The exercise:
Could you extract every entry below and reproduce it exactly?

## start

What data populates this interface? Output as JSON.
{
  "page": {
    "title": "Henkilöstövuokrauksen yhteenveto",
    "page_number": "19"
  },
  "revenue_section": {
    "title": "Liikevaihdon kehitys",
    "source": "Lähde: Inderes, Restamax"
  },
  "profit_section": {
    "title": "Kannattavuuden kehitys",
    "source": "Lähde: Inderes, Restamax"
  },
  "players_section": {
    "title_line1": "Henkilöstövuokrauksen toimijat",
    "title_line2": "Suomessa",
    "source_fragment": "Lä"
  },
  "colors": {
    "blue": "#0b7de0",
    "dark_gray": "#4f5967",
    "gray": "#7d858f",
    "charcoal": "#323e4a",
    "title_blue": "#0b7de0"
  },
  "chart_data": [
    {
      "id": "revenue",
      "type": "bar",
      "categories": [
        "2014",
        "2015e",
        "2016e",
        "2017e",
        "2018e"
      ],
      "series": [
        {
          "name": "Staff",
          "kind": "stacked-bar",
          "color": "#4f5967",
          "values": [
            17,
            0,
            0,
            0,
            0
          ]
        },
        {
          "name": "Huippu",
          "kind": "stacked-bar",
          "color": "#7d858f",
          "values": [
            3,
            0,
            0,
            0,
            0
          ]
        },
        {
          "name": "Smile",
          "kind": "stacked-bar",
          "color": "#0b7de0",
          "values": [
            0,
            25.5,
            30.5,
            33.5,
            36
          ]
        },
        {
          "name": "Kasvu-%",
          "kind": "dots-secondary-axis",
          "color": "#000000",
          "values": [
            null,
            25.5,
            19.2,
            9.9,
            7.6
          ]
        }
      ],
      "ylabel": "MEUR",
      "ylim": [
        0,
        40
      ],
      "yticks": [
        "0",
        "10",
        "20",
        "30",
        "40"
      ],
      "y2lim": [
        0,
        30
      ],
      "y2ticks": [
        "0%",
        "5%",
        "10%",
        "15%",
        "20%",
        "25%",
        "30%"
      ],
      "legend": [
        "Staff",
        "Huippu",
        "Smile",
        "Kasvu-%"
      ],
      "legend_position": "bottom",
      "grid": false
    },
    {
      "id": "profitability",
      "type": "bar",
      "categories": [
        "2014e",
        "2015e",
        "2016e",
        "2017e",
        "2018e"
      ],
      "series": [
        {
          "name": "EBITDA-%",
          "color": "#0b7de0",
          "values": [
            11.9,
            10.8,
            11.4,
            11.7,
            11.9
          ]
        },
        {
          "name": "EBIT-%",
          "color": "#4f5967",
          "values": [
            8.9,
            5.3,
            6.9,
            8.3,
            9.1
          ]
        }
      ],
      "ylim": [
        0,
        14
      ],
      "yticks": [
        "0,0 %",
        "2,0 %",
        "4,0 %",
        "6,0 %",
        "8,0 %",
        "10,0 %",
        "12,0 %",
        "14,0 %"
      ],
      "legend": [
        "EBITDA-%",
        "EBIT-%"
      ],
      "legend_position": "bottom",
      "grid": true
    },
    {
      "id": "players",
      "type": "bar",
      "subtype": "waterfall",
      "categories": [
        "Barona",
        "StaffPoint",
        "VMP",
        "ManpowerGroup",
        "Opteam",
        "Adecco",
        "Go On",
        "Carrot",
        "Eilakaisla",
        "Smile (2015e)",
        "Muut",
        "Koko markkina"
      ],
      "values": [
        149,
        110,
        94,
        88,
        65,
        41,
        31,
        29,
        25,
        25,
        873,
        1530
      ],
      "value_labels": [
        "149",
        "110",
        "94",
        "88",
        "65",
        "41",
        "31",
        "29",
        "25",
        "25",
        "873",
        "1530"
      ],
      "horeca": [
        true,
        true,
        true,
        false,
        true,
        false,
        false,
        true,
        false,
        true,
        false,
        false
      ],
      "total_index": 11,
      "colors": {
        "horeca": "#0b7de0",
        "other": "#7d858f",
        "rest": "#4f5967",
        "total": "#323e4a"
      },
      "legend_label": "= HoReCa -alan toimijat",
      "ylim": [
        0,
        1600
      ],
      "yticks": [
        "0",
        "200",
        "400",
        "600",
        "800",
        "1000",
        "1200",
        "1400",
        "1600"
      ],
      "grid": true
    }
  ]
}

## end

Written response:
What data populates this interface? Output as JSON.
{
  "page": {
    "title": "Henkilöstövuokrauksen yhteenveto",
    "page_number": "19"
  },
  "revenue_section": {
    "title": "Liikevaihdon kehitys",
    "source": "Lähde: Inderes, Restamax"
  },
  "profit_section": {
    "title": "Kannattavuuden kehitys",
    "source": "Lähde: Inderes, Restamax"
  },
  "players_section": {
    "title_line1": "Henkilöstövuokrauksen toimijat",
    "title_line2": "Suomessa",
    "source_fragment": "Lä"
  },
  "colors": {
    "blue": "#0b7de0",
    "dark_gray": "#4f5967",
    "gray": "#7d858f",
    "charcoal": "#323e4a",
    "title_blue": "#0b7de0"
  },
  "chart_data": [
    {
      "id": "revenue",
      "type": "bar",
      "categories": [
        "2014",
        "2015e",
        "2016e",
        "2017e",
        "2018e"
      ],
      "series": [
        {
          "name": "Staff",
          "kind": "stacked-bar",
          "color": "#4f5967",
          "values": [
            17,
            0,
            0,
            0,
            0
          ]
        },
        {
          "name": "Huippu",
          "kind": "stacked-bar",
          "color": "#7d858f",
          "values": [
            3,
            0,
            0,
            0,
            0
          ]
        },
        {
          "name": "Smile",
          "kind": "stacked-bar",
          "color": "#0b7de0",
          "values": [
            0,
            25.5,
            30.5,
            33.5,
            36
          ]
        },
        {
          "name": "Kasvu-%",
          "kind": "dots-secondary-axis",
          "color": "#000000",
          "values": [
            null,
            25.5,
            19.2,
            9.9,
            7.6
          ]
        }
      ],
      "ylabel": "MEUR",
      "ylim": [
        0,
        40
      ],
      "yticks": [
        "0",
        "10",
        "20",
        "30",
        "40"
      ],
      "y2lim": [
        0,
        30
      ],
      "y2ticks": [
        "0%",
        "5%",
        "10%",
        "15%",
        "20%",
        "25%",
        "30%"
      ],
      "legend": [
        "Staff",
        "Huippu",
        "Smile",
        "Kasvu-%"
      ],
      "legend_position": "bottom",
      "grid": false
    },
    {
      "id": "profitability",
      "type": "bar",
      "categories": [
        "2014e",
        "2015e",
        "2016e",
        "2017e",
        "2018e"
      ],
      "series": [
        {
          "name": "EBITDA-%",
          "color": "#0b7de0",
          "values": [
            11.9,
            10.8,
            11.4,
            11.7,
            11.9
          ]
        },
        {
          "name": "EBIT-%",
          "color": "#4f5967",
          "values": [
            8.9,
            5.3,
            6.9,
            8.3,
            9.1
          ]
        }
      ],
      "ylim": [
        0,
        14
      ],
      "yticks": [
        "0,0 %",
        "2,0 %",
        "4,0 %",
        "6,0 %",
        "8,0 %",
        "10,0 %",
        "12,0 %",
        "14,0 %"
      ],
      "legend": [
        "EBITDA-%",
        "EBIT-%"
      ],
      "legend_position": "bottom",
      "grid": true
    },
    {
      "id": "players",
      "type": "bar",
      "subtype": "waterfall",
      "categories": [
        "Barona",
        "StaffPoint",
        "VMP",
        "ManpowerGroup",
        "Opteam",
        "Adecco",
        "Go On",
        "Carrot",
        "Eilakaisla",
        "Smile (2015e)",
        "Muut",
        "Koko markkina"
      ],
      "values": [
        149,
        110,
        94,
        88,
        65,
        41,
        31,
        29,
        25,
        25,
        873,
        1530
      ],
      "value_labels": [
        "149",
        "110",
        "94",
        "88",
        "65",
        "41",
        "31",
        "29",
        "25",
        "25",
        "873",
        "1530"
      ],
      "horeca": [
        true,
        true,
        true,
        false,
        true,
        false,
        false,
        true,
        false,
        true,
        false,
        false
      ],
      "total_index": 11,
      "colors": {
        "horeca": "#0b7de0",
        "other": "#7d858f",
        "rest": "#4f5967",
        "total": "#323e4a"
      },
      "legend_label": "= HoReCa -alan toimijat",
      "ylim": [
        0,
        1600
      ],
      "yticks": [
        "0",
        "200",
        "400",
        "600",
        "800",
        "1000",
        "1200",
        "1400",
        "1600"
      ],
      "grid": true
    }
  ]
}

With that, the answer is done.